Extracted records:
------------------------------------
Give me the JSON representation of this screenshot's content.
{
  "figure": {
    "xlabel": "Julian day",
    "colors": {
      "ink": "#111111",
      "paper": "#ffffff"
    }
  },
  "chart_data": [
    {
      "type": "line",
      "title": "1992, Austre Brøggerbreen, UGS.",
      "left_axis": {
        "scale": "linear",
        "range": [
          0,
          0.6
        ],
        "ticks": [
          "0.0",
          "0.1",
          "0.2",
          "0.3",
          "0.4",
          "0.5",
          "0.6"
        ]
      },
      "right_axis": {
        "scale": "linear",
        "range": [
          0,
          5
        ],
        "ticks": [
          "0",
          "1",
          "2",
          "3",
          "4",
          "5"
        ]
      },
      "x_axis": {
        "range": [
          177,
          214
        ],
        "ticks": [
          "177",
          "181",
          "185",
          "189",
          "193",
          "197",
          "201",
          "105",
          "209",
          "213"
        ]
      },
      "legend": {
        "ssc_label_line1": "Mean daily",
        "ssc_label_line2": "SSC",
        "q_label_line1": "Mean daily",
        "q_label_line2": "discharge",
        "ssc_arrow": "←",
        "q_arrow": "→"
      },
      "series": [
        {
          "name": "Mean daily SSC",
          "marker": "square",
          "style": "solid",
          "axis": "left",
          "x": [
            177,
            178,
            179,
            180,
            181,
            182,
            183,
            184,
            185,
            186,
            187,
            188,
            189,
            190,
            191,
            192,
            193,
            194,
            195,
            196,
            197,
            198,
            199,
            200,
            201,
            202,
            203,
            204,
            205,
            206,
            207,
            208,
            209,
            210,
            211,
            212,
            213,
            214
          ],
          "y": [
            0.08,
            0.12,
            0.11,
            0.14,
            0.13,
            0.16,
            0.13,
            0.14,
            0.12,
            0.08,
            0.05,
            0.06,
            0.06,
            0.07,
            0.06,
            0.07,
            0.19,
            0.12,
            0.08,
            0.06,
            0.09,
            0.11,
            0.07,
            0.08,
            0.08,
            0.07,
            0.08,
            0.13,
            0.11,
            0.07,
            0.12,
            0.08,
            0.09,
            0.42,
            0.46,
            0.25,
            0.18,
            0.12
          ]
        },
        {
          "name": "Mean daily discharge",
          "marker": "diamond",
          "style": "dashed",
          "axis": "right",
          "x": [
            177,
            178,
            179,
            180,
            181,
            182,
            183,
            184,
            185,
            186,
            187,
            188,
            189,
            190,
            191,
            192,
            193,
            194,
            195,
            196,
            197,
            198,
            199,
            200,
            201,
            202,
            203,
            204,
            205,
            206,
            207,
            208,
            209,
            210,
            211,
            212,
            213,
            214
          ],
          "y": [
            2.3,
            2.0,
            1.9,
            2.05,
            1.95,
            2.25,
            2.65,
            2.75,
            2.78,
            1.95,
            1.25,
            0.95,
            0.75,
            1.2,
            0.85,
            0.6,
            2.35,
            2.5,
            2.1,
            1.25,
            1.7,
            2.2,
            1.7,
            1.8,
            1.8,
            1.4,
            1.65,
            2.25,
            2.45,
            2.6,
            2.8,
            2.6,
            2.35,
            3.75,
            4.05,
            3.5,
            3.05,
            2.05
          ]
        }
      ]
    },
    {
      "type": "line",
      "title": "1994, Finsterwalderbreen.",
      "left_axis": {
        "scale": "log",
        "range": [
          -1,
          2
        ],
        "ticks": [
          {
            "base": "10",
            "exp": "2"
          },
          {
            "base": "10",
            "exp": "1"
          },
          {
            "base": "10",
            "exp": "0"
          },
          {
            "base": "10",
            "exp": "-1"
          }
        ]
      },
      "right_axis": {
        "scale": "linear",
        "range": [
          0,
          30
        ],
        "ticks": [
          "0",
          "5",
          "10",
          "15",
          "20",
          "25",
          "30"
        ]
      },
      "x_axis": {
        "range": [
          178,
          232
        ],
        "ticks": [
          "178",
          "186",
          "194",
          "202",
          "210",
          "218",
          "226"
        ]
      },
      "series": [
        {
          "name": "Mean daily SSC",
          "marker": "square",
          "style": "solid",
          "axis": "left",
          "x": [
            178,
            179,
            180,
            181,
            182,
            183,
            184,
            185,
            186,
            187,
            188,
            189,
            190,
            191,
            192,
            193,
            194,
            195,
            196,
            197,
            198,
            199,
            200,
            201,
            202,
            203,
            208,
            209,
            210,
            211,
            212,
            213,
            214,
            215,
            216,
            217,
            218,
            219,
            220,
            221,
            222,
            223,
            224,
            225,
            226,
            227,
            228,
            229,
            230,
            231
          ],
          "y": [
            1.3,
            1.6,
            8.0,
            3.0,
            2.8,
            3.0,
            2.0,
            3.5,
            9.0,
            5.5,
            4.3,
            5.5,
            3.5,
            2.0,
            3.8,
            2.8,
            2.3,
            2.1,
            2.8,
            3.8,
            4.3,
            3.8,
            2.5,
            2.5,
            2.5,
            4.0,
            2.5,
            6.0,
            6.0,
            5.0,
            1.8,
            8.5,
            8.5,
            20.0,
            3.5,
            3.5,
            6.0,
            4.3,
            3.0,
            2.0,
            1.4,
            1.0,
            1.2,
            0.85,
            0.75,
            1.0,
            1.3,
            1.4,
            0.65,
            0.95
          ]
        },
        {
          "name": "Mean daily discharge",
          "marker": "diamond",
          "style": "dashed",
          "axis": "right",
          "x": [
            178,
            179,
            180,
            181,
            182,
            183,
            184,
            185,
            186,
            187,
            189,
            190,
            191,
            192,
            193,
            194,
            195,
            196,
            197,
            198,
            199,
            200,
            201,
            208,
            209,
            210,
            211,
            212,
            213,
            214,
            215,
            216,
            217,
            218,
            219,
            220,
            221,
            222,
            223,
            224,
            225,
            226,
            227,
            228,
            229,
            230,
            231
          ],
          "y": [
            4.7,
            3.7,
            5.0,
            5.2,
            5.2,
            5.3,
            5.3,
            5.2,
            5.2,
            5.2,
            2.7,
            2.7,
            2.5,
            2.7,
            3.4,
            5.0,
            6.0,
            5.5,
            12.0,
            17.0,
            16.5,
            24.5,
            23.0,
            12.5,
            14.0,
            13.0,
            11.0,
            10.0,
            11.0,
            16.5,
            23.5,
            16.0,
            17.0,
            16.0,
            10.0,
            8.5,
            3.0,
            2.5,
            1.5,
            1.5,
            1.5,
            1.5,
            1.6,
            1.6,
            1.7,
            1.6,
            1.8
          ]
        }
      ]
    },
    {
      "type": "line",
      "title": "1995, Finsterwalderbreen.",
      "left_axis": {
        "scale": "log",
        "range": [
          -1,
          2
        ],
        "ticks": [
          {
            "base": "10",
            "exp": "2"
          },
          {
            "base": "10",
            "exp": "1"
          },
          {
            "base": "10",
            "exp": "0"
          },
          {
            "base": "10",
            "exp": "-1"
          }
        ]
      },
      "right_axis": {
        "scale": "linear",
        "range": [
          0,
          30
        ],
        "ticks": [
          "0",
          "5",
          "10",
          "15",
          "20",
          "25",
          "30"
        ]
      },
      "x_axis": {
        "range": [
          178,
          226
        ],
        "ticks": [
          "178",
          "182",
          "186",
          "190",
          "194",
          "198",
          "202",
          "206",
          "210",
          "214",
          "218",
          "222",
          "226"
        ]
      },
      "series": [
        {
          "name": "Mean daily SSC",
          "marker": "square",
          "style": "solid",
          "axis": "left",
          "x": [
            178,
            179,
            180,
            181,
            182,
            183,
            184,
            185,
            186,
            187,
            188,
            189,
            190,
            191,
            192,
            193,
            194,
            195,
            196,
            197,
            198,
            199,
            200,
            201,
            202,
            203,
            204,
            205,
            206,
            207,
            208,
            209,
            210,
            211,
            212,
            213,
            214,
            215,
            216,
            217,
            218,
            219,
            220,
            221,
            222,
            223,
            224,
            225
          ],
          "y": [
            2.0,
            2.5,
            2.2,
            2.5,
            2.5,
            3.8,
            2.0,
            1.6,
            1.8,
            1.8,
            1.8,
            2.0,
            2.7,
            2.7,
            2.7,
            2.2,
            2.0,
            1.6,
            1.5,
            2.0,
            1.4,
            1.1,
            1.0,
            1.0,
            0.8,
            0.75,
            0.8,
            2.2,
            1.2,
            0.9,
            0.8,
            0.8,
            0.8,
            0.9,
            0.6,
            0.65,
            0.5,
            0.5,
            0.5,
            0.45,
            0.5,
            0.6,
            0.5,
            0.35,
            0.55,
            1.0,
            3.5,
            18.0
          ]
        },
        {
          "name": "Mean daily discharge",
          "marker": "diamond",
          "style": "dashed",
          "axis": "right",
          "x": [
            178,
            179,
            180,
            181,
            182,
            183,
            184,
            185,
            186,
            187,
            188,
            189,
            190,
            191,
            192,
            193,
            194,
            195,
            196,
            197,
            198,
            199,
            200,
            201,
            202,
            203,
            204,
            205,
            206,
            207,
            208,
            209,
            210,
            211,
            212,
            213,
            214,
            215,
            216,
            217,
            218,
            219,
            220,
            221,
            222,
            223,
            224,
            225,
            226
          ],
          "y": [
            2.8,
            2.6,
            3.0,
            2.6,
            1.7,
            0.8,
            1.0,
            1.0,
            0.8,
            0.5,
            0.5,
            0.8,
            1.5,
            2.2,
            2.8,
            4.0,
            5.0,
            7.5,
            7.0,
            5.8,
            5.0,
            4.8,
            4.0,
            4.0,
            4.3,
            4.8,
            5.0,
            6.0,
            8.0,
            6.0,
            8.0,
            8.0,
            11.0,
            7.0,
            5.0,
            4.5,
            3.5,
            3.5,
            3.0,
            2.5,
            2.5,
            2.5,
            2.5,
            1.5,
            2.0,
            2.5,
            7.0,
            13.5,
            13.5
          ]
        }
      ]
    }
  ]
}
------------------------------------
:: WRITTEN EXERCISE ::
How many lines in the records above contain the word "title"? Reply with the number and nothing more.

:: REPLY TO THE EXERCISE ::
3